Short problem: Retype the whole listing below, character for character.

--- Data ---

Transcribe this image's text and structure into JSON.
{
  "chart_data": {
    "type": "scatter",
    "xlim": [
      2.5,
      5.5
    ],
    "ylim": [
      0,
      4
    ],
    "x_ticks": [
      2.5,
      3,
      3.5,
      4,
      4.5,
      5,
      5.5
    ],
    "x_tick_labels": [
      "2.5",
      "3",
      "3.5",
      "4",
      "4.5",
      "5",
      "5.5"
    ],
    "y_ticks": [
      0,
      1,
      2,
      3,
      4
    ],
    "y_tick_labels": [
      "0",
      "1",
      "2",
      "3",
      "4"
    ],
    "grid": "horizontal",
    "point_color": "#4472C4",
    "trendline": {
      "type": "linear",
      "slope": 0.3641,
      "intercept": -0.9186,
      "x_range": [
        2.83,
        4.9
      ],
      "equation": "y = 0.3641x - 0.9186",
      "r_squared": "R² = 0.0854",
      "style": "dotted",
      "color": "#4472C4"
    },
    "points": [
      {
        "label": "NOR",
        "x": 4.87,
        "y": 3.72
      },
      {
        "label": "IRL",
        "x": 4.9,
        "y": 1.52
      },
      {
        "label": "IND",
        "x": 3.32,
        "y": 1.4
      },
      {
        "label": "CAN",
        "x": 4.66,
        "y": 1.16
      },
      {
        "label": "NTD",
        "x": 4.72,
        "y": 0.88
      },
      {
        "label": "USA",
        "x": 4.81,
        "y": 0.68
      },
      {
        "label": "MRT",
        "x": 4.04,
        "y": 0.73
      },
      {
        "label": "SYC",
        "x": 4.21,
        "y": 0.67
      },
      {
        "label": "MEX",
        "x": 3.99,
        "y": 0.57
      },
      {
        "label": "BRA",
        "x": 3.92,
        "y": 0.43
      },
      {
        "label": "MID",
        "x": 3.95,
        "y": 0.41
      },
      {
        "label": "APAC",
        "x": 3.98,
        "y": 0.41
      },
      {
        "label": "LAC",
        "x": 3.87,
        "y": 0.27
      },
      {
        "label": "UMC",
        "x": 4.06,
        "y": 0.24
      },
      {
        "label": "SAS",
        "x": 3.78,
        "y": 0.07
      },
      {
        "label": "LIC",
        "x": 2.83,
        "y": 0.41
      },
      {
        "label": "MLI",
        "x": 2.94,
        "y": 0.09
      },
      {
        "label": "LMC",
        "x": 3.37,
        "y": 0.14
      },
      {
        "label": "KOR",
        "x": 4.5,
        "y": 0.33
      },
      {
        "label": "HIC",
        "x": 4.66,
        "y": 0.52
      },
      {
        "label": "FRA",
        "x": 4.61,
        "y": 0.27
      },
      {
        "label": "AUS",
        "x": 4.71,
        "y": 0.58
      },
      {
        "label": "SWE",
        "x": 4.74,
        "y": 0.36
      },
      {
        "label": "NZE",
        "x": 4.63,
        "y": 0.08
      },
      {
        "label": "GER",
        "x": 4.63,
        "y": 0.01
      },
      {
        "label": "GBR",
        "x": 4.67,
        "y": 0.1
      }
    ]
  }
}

---

Solution below:
Transcribe this image's text and structure into JSON.
{
  "chart_data": {
    "type": "scatter",
    "xlim": [
      2.5,
      5.5
    ],
    "ylim": [
      0,
      4
    ],
    "x_ticks": [
      2.5,
      3,
      3.5,
      4,
      4.5,
      5,
      5.5
    ],
    "x_tick_labels": [
      "2.5",
      "3",
      "3.5",
      "4",
      "4.5",
      "5",
      "5.5"
    ],
    "y_ticks": [
      0,
      1,
      2,
      3,
      4
    ],
    "y_tick_labels": [
      "0",
      "1",
      "2",
      "3",
      "4"
    ],
    "grid": "horizontal",
    "point_color": "#4472C4",
    "trendline": {
      "type": "linear",
      "slope": 0.3641,
      "intercept": -0.9186,
      "x_range": [
        2.83,
        4.9
      ],
      "equation": "y = 0.3641x - 0.9186",
      "r_squared": "R² = 0.0854",
      "style": "dotted",
      "color": "#4472C4"
    },
    "points": [
      {
        "label": "NOR",
        "x": 4.87,
        "y": 3.72
      },
      {
        "label": "IRL",
        "x": 4.9,
        "y": 1.52
      },
      {
        "label": "IND",
        "x": 3.32,
        "y": 1.4
      },
      {
        "label": "CAN",
        "x": 4.66,
        "y": 1.16
      },
      {
        "label": "NTD",
        "x": 4.72,
        "y": 0.88
      },
      {
        "label": "USA",
        "x": 4.81,
        "y": 0.68
      },
      {
        "label": "MRT",
        "x": 4.04,
        "y": 0.73
      },
      {
        "label": "SYC",
        "x": 4.21,
        "y": 0.67
      },
      {
        "label": "MEX",
        "x": 3.99,
        "y": 0.57
      },
      {
        "label": "BRA",
        "x": 3.92,
        "y": 0.43
      },
      {
        "label": "MID",
        "x": 3.95,
        "y": 0.41
      },
      {
        "label": "APAC",
        "x": 3.98,
        "y": 0.41
      },
      {
        "label": "LAC",
        "x": 3.87,
        "y": 0.27
      },
      {
        "label": "UMC",
        "x": 4.06,
        "y": 0.24
      },
      {
        "label": "SAS",
        "x": 3.78,
        "y": 0.07
      },
      {
        "label": "LIC",
        "x": 2.83,
        "y": 0.41
      },
      {
        "label": "MLI",
        "x": 2.94,
        "y": 0.09
      },
      {
        "label": "LMC",
        "x": 3.37,
        "y": 0.14
      },
      {
        "label": "KOR",
        "x": 4.5,
        "y": 0.33
      },
      {
        "label": "HIC",
        "x": 4.66,
        "y": 0.52
      },
      {
        "label": "FRA",
        "x": 4.61,
        "y": 0.27
      },
      {
        "label": "AUS",
        "x": 4.71,
        "y": 0.58
      },
      {
        "label": "SWE",
        "x": 4.74,
        "y": 0.36
      },
      {
        "label": "NZE",
        "x": 4.63,
        "y": 0.08
      },
      {
        "label": "GER",
        "x": 4.63,
        "y": 0.01
      },
      {
        "label": "GBR",
        "x": 4.67,
        "y": 0.1
      }
    ]
  }
}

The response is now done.